> **MATERIAL FOR THIS EXERCISE**:
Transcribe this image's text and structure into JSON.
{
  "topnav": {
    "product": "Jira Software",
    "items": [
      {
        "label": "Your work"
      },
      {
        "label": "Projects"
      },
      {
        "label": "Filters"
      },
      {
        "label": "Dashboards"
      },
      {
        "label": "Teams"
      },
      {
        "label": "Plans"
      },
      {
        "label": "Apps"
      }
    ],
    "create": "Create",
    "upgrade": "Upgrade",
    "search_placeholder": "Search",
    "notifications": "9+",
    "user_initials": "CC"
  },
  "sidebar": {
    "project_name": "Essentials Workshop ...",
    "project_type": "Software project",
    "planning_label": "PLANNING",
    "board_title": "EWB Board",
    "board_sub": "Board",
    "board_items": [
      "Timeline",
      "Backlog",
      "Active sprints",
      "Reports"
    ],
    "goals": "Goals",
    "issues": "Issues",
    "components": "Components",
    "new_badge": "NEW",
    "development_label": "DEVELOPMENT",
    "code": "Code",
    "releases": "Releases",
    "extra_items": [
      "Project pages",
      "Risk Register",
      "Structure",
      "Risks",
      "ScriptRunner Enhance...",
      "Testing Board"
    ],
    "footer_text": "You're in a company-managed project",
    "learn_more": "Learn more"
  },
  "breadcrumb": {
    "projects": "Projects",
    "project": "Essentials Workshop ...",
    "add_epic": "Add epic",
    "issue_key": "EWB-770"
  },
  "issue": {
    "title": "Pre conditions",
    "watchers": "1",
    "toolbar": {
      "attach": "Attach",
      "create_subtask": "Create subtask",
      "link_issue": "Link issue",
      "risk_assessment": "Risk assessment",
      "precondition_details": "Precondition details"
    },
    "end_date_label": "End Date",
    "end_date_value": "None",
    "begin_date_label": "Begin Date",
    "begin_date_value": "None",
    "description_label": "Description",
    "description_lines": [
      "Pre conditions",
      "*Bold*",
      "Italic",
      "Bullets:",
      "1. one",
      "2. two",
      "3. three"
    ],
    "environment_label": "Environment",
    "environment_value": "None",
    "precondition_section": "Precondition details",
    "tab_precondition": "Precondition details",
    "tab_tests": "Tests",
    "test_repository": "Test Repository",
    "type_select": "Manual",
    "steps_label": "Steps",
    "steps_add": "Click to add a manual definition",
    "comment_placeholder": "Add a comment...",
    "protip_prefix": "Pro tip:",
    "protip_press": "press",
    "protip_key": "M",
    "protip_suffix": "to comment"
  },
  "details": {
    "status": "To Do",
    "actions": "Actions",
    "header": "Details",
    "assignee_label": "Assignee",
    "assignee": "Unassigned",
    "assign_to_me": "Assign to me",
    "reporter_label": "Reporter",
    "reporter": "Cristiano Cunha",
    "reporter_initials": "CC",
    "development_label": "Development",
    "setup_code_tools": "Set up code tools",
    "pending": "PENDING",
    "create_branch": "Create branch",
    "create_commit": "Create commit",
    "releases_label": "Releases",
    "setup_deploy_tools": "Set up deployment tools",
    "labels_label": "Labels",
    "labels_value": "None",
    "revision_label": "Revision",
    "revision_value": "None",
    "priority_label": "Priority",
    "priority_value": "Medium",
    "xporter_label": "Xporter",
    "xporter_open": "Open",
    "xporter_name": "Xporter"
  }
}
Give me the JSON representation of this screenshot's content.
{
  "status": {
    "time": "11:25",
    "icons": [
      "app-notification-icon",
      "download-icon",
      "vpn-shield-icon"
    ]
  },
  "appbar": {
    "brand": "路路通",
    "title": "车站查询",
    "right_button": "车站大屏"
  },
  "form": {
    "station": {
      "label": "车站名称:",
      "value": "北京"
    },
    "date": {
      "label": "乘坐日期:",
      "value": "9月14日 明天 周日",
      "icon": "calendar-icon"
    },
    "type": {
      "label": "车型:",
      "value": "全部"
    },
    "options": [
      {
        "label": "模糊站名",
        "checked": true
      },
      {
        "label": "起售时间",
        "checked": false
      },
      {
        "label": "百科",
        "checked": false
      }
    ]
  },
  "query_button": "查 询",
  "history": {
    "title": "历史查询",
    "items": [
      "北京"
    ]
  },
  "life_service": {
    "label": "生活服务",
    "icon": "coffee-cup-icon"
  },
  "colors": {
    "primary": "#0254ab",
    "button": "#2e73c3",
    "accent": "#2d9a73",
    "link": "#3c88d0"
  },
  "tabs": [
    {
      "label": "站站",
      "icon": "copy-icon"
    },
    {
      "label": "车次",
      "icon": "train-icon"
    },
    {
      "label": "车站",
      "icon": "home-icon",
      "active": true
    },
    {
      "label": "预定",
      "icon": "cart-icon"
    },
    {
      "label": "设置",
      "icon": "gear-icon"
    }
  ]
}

> **EXERCISE OBJECTIVE**: Emit the records above again, exactly, with no line skipped.

> **COMPLETED TASK**:
Transcribe this image's text and structure into JSON.
{
  "topnav": {
    "product": "Jira Software",
    "items": [
      {
        "label": "Your work"
      },
      {
        "label": "Projects"
      },
      {
        "label": "Filters"
      },
      {
        "label": "Dashboards"
      },
      {
        "label": "Teams"
      },
      {
        "label": "Plans"
      },
      {
        "label": "Apps"
      }
    ],
    "create": "Create",
    "upgrade": "Upgrade",
    "search_placeholder": "Search",
    "notifications": "9+",
    "user_initials": "CC"
  },
  "sidebar": {
    "project_name": "Essentials Workshop ...",
    "project_type": "Software project",
    "planning_label": "PLANNING",
    "board_title": "EWB Board",
    "board_sub": "Board",
    "board_items": [
      "Timeline",
      "Backlog",
      "Active sprints",
      "Reports"
    ],
    "goals": "Goals",
    "issues": "Issues",
    "components": "Components",
    "new_badge": "NEW",
    "development_label": "DEVELOPMENT",
    "code": "Code",
    "releases": "Releases",
    "extra_items": [
      "Project pages",
      "Risk Register",
      "Structure",
      "Risks",
      "ScriptRunner Enhance...",
      "Testing Board"
    ],
    "footer_text": "You're in a company-managed project",
    "learn_more": "Learn more"
  },
  "breadcrumb": {
    "projects": "Projects",
    "project": "Essentials Workshop ...",
    "add_epic": "Add epic",
    "issue_key": "EWB-770"
  },
  "issue": {
    "title": "Pre conditions",
    "watchers": "1",
    "toolbar": {
      "attach": "Attach",
      "create_subtask": "Create subtask",
      "link_issue": "Link issue",
      "risk_assessment": "Risk assessment",
      "precondition_details": "Precondition details"
    },
    "end_date_label": "End Date",
    "end_date_value": "None",
    "begin_date_label": "Begin Date",
    "begin_date_value": "None",
    "description_label": "Description",
    "description_lines": [
      "Pre conditions",
      "*Bold*",
      "Italic",
      "Bullets:",
      "1. one",
      "2. two",
      "3. three"
    ],
    "environment_label": "Environment",
    "environment_value": "None",
    "precondition_section": "Precondition details",
    "tab_precondition": "Precondition details",
    "tab_tests": "Tests",
    "test_repository": "Test Repository",
    "type_select": "Manual",
    "steps_label": "Steps",
    "steps_add": "Click to add a manual definition",
    "comment_placeholder": "Add a comment...",
    "protip_prefix": "Pro tip:",
    "protip_press": "press",
    "protip_key": "M",
    "protip_suffix": "to comment"
  },
  "details": {
    "status": "To Do",
    "actions": "Actions",
    "header": "Details",
    "assignee_label": "Assignee",
    "assignee": "Unassigned",
    "assign_to_me": "Assign to me",
    "reporter_label": "Reporter",
    "reporter": "Cristiano Cunha",
    "reporter_initials": "CC",
    "development_label": "Development",
    "setup_code_tools": "Set up code tools",
    "pending": "PENDING",
    "create_branch": "Create branch",
    "create_commit": "Create commit",
    "releases_label": "Releases",
    "setup_deploy_tools": "Set up deployment tools",
    "labels_label": "Labels",
    "labels_value": "None",
    "revision_label": "Revision",
    "revision_value": "None",
    "priority_label": "Priority",
    "priority_value": "Medium",
    "xporter_label": "Xporter",
    "xporter_open": "Open",
    "xporter_name": "Xporter"
  }
}
Give me the JSON representation of this screenshot's content.
{
  "status": {
    "time": "11:25",
    "icons": [
      "app-notification-icon",
      "download-icon",
      "vpn-shield-icon"
    ]
  },
  "appbar": {
    "brand": "路路通",
    "title": "车站查询",
    "right_button": "车站大屏"
  },
  "form": {
    "station": {
      "label": "车站名称:",
      "value": "北京"
    },
    "date": {
      "label": "乘坐日期:",
      "value": "9月14日 明天 周日",
      "icon": "calendar-icon"
    },
    "type": {
      "label": "车型:",
      "value": "全部"
    },
    "options": [
      {
        "label": "模糊站名",
        "checked": true
      },
      {
        "label": "起售时间",
        "checked": false
      },
      {
        "label": "百科",
        "checked": false
      }
    ]
  },
  "query_button": "查 询",
  "history": {
    "title": "历史查询",
    "items": [
      "北京"
    ]
  },
  "life_service": {
    "label": "生活服务",
    "icon": "coffee-cup-icon"
  },
  "colors": {
    "primary": "#0254ab",
    "button": "#2e73c3",
    "accent": "#2d9a73",
    "link": "#3c88d0"
  },
  "tabs": [
    {
      "label": "站站",
      "icon": "copy-icon"
    },
    {
      "label": "车次",
      "icon": "train-icon"
    },
    {
      "label": "车站",
      "icon": "home-icon",
      "active": true
    },
    {
      "label": "预定",
      "icon": "cart-icon"
    },
    {
      "label": "设置",
      "icon": "gear-icon"
    }
  ]
}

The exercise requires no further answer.